▶ _Exercise materials_:
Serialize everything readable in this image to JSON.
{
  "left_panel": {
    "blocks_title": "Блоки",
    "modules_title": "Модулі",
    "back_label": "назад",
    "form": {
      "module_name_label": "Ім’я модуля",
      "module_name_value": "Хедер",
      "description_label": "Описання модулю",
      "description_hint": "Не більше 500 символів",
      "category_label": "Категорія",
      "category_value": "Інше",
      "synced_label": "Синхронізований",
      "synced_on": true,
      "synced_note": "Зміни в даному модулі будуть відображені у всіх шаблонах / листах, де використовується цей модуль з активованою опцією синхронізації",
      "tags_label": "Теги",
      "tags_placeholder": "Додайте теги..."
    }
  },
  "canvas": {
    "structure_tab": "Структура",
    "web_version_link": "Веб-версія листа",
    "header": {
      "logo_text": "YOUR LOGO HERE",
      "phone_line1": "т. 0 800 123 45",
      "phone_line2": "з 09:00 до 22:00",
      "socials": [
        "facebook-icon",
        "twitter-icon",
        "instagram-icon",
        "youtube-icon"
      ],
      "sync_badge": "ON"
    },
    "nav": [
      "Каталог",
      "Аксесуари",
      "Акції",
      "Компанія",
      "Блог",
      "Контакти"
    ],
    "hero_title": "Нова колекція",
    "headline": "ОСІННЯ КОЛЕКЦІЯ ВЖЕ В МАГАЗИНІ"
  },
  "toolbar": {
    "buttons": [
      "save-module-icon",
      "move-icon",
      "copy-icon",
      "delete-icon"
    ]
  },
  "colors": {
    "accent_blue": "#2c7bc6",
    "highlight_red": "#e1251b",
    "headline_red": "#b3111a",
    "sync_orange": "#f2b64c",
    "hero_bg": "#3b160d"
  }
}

▶ _Do this_: Reproduce every line of the data verbatim.

▶ _The completed task_:
Serialize everything readable in this image to JSON.
{
  "left_panel": {
    "blocks_title": "Блоки",
    "modules_title": "Модулі",
    "back_label": "назад",
    "form": {
      "module_name_label": "Ім’я модуля",
      "module_name_value": "Хедер",
      "description_label": "Описання модулю",
      "description_hint": "Не більше 500 символів",
      "category_label": "Категорія",
      "category_value": "Інше",
      "synced_label": "Синхронізований",
      "synced_on": true,
      "synced_note": "Зміни в даному модулі будуть відображені у всіх шаблонах / листах, де використовується цей модуль з активованою опцією синхронізації",
      "tags_label": "Теги",
      "tags_placeholder": "Додайте теги..."
    }
  },
  "canvas": {
    "structure_tab": "Структура",
    "web_version_link": "Веб-версія листа",
    "header": {
      "logo_text": "YOUR LOGO HERE",
      "phone_line1": "т. 0 800 123 45",
      "phone_line2": "з 09:00 до 22:00",
      "socials": [
        "facebook-icon",
        "twitter-icon",
        "instagram-icon",
        "youtube-icon"
      ],
      "sync_badge": "ON"
    },
    "nav": [
      "Каталог",
      "Аксесуари",
      "Акції",
      "Компанія",
      "Блог",
      "Контакти"
    ],
    "hero_title": "Нова колекція",
    "headline": "ОСІННЯ КОЛЕКЦІЯ ВЖЕ В МАГАЗИНІ"
  },
  "toolbar": {
    "buttons": [
      "save-module-icon",
      "move-icon",
      "copy-icon",
      "delete-icon"
    ]
  },
  "colors": {
    "accent_blue": "#2c7bc6",
    "highlight_red": "#e1251b",
    "headline_red": "#b3111a",
    "sync_orange": "#f2b64c",
    "hero_bg": "#3b160d"
  }
}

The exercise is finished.